Written task: Show every line containing "والمرجعية" by copying it.
[begin Data rows]
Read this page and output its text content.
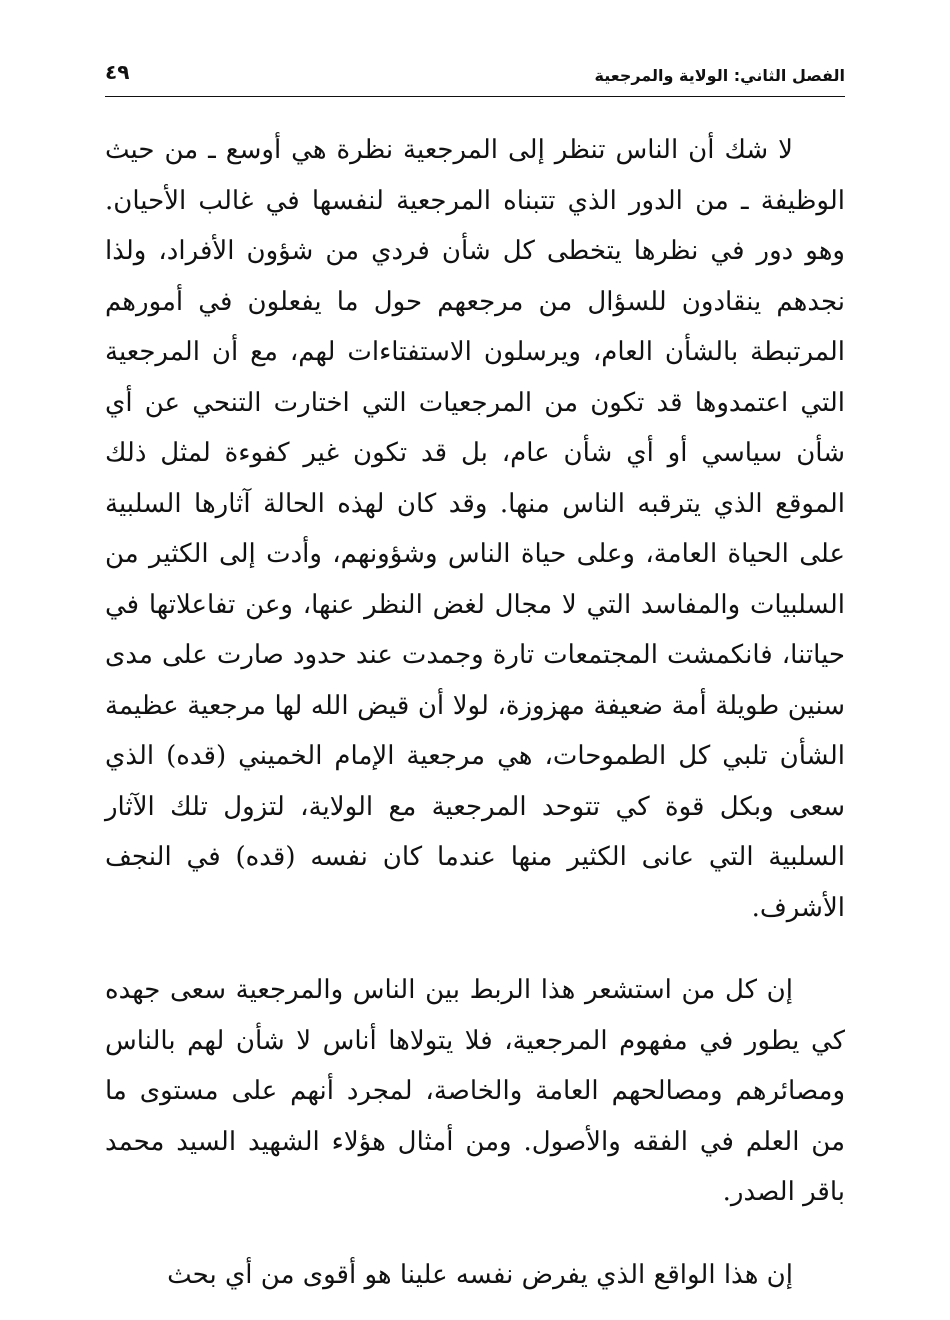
الفصل الثاني: الولاية والمرجعية
٤٩

لا شك أن الناس تنظر إلى المرجعية نظرة هي أوسع ـ من حيث الوظيفة ـ من الدور الذي تتبناه المرجعية لنفسها في غالب الأحيان. وهو دور في نظرها يتخطى كل شأن فردي من شؤون الأفراد، ولذا نجدهم ينقادون للسؤال من مرجعهم حول ما يفعلون في أمورهم المرتبطة بالشأن العام، ويرسلون الاستفتاءات لهم، مع أن المرجعية التي اعتمدوها قد تكون من المرجعيات التي اختارت التنحي عن أي شأن سياسي أو أي شأن عام، بل قد تكون غير كفوءة لمثل ذلك الموقع الذي يترقبه الناس منها. وقد كان لهذه الحالة آثارها السلبية على الحياة العامة، وعلى حياة الناس وشؤونهم، وأدت إلى الكثير من السلبيات والمفاسد التي لا مجال لغض النظر عنها، وعن تفاعلاتها في حياتنا، فانكمشت المجتمعات تارة وجمدت عند حدود صارت على مدى سنين طويلة أمة ضعيفة مهزوزة، لولا أن قيض الله لها مرجعية عظيمة الشأن تلبي كل الطموحات، هي مرجعية الإمام الخميني (قده) الذي سعى وبكل قوة كي تتوحد المرجعية مع الولاية، لتزول تلك الآثار السلبية التي عانى الكثير منها عندما كان نفسه (قده) في النجف الأشرف.

إن كل من استشعر هذا الربط بين الناس والمرجعية سعى جهده كي يطور في مفهوم المرجعية، فلا يتولاها أناس لا شأن لهم بالناس ومصائرهم ومصالحهم العامة والخاصة، لمجرد أنهم على مستوى ما من العلم في الفقه والأصول. ومن أمثال هؤلاء الشهيد السيد محمد باقر الصدر.

إن هذا الواقع الذي يفرض نفسه علينا هو أقوى من أي بحث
[end Data rows]
Final result:
الفصل الثاني: الولاية والمرجعية
إن كل من استشعر هذا الربط بين الناس والمرجعية سعى جهده كي يطور في مفهوم المرجعية، فلا يتولاها أناس لا شأن لهم بالناس ومصائرهم ومصالحهم العامة والخاصة، لمجرد أنهم على مستوى ما من العلم في الفقه والأصول. ومن أمثال هؤلاء الشهيد السيد محمد باقر الصدر.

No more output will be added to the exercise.